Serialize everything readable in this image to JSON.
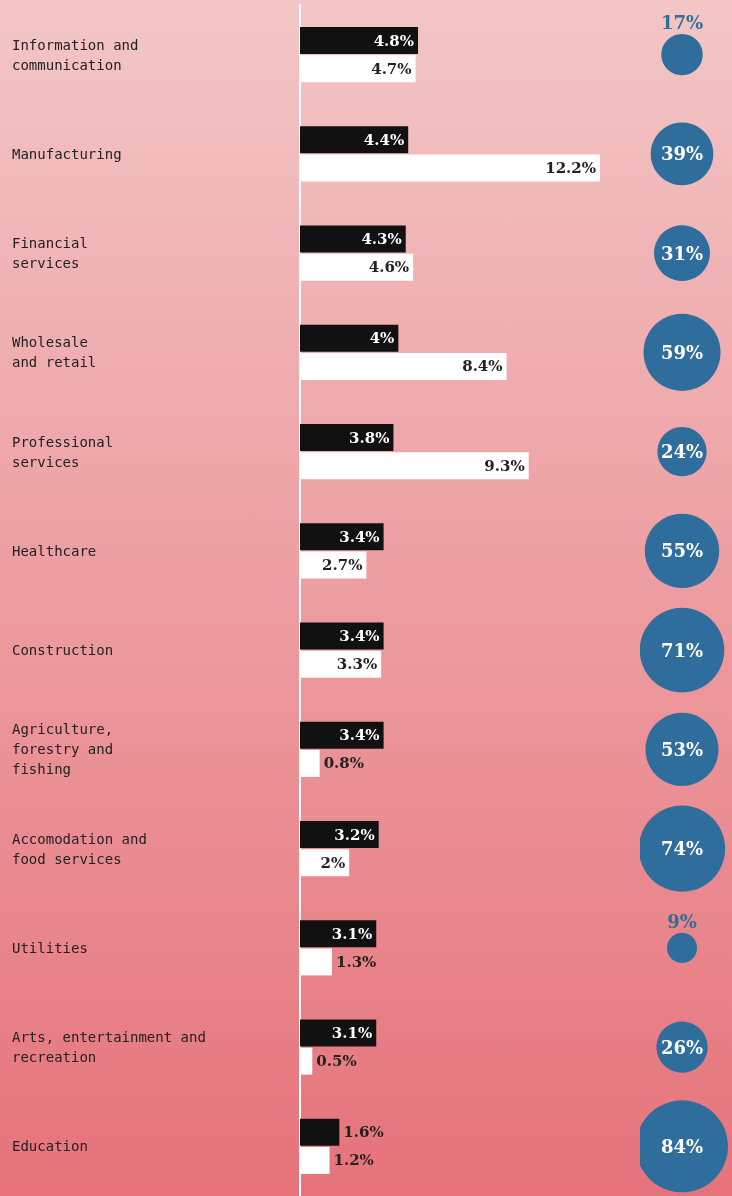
{
  "chart_data": [
    {
      "type": "bar",
      "orientation": "horizontal",
      "categories": [
        "Information and\ncommunication",
        "Manufacturing",
        "Financial\nservices",
        "Wholesale\nand retail",
        "Professional\nservices",
        "Healthcare",
        "Construction",
        "Agriculture,\nforestry and\nfishing",
        "Accomodation and\nfood services",
        "Utilities",
        "Arts, entertainment and\nrecreation",
        "Education"
      ],
      "series": [
        {
          "type": "bar",
          "color": "#111111",
          "values": [
            4.8,
            4.4,
            4.3,
            4,
            3.8,
            3.4,
            3.4,
            3.4,
            3.2,
            3.1,
            3.1,
            1.6
          ],
          "value_labels": [
            "4.8%",
            "4.4%",
            "4.3%",
            "4%",
            "3.8%",
            "3.4%",
            "3.4%",
            "3.4%",
            "3.2%",
            "3.1%",
            "3.1%",
            "1.6%"
          ]
        },
        {
          "type": "bar",
          "color": "#ffffff",
          "values": [
            4.7,
            12.2,
            4.6,
            8.4,
            9.3,
            2.7,
            3.3,
            0.8,
            2,
            1.3,
            0.5,
            1.2
          ],
          "value_labels": [
            "4.7%",
            "12.2%",
            "4.6%",
            "8.4%",
            "9.3%",
            "2.7%",
            "3.3%",
            "0.8%",
            "2%",
            "1.3%",
            "0.5%",
            "1.2%"
          ]
        }
      ],
      "grid": false
    },
    {
      "type": "other",
      "categories": [
        null,
        null,
        null,
        null,
        null,
        null,
        null,
        null,
        null,
        null,
        null,
        null
      ],
      "color": "#2f6e9c",
      "values": [
        17,
        39,
        31,
        59,
        24,
        55,
        71,
        53,
        74,
        9,
        26,
        84
      ],
      "value_labels": [
        "17%",
        "39%",
        "31%",
        "59%",
        "24%",
        "55%",
        "71%",
        "53%",
        "74%",
        "9%",
        "26%",
        "84%"
      ]
    }
  ]
}
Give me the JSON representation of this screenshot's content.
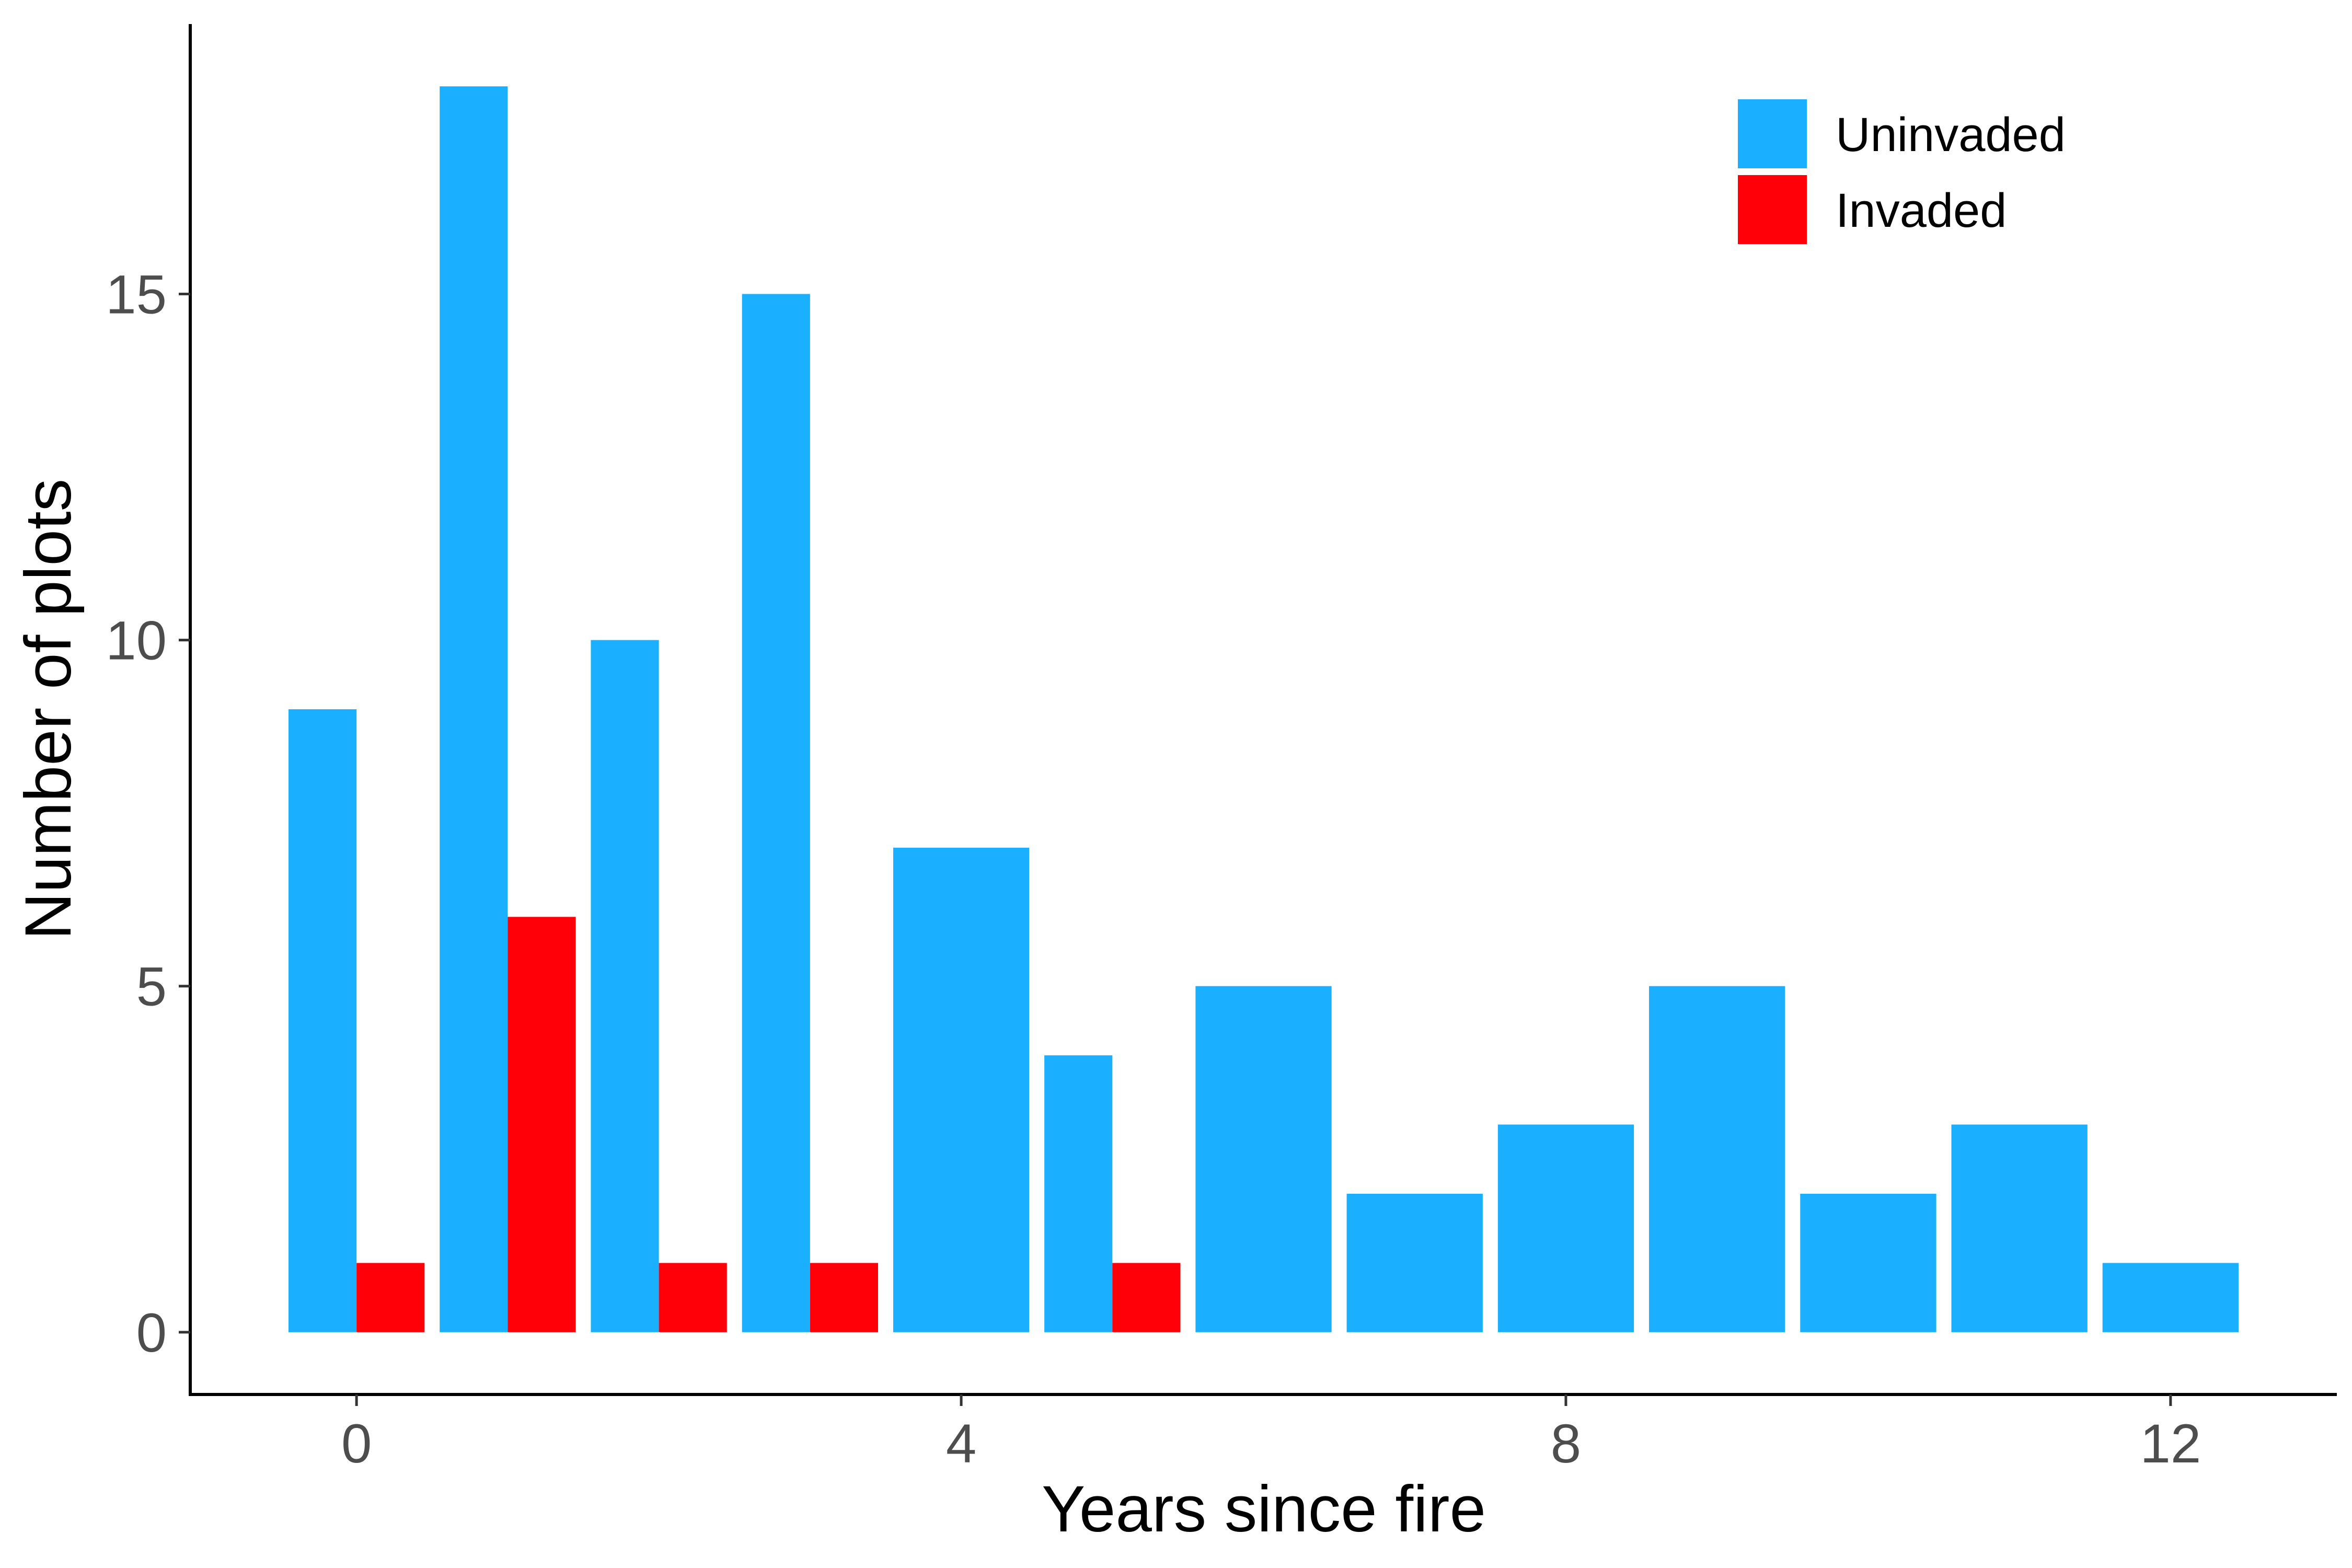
{
  "chart_data": {
    "type": "bar",
    "xlabel": "Years since fire",
    "ylabel": "Number of plots",
    "xlim": [
      -1.1,
      13.1
    ],
    "ylim": [
      -0.9,
      18.9
    ],
    "x_ticks": [
      0,
      4,
      8,
      12
    ],
    "y_ticks": [
      0,
      5,
      10,
      15
    ],
    "grid": false,
    "legend_position": "top-right",
    "series": [
      {
        "name": "Uninvaded",
        "color": "#1AB0FF",
        "bars": [
          {
            "x_start": -0.45,
            "x_end": 0.0,
            "value": 9
          },
          {
            "x_start": 0.55,
            "x_end": 1.0,
            "value": 18
          },
          {
            "x_start": 1.55,
            "x_end": 2.0,
            "value": 10
          },
          {
            "x_start": 2.55,
            "x_end": 3.0,
            "value": 15
          },
          {
            "x_start": 3.55,
            "x_end": 4.45,
            "value": 7
          },
          {
            "x_start": 4.55,
            "x_end": 5.0,
            "value": 4
          },
          {
            "x_start": 5.55,
            "x_end": 6.45,
            "value": 5
          },
          {
            "x_start": 6.55,
            "x_end": 7.45,
            "value": 2
          },
          {
            "x_start": 7.55,
            "x_end": 8.45,
            "value": 3
          },
          {
            "x_start": 8.55,
            "x_end": 9.45,
            "value": 5
          },
          {
            "x_start": 9.55,
            "x_end": 10.45,
            "value": 2
          },
          {
            "x_start": 10.55,
            "x_end": 11.45,
            "value": 3
          },
          {
            "x_start": 11.55,
            "x_end": 12.45,
            "value": 1
          }
        ]
      },
      {
        "name": "Invaded",
        "color": "#FF0008",
        "bars": [
          {
            "x_start": 0.0,
            "x_end": 0.45,
            "value": 1
          },
          {
            "x_start": 1.0,
            "x_end": 1.45,
            "value": 6
          },
          {
            "x_start": 2.0,
            "x_end": 2.45,
            "value": 1
          },
          {
            "x_start": 3.0,
            "x_end": 3.45,
            "value": 1
          },
          {
            "x_start": 5.0,
            "x_end": 5.45,
            "value": 1
          }
        ]
      }
    ]
  }
}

○ ○ ○ ○ ○

DIRECTIVE
Give the count of lines that hold the word "type", with nothing added.

SOLUTION FOR THIS EXERCISE
5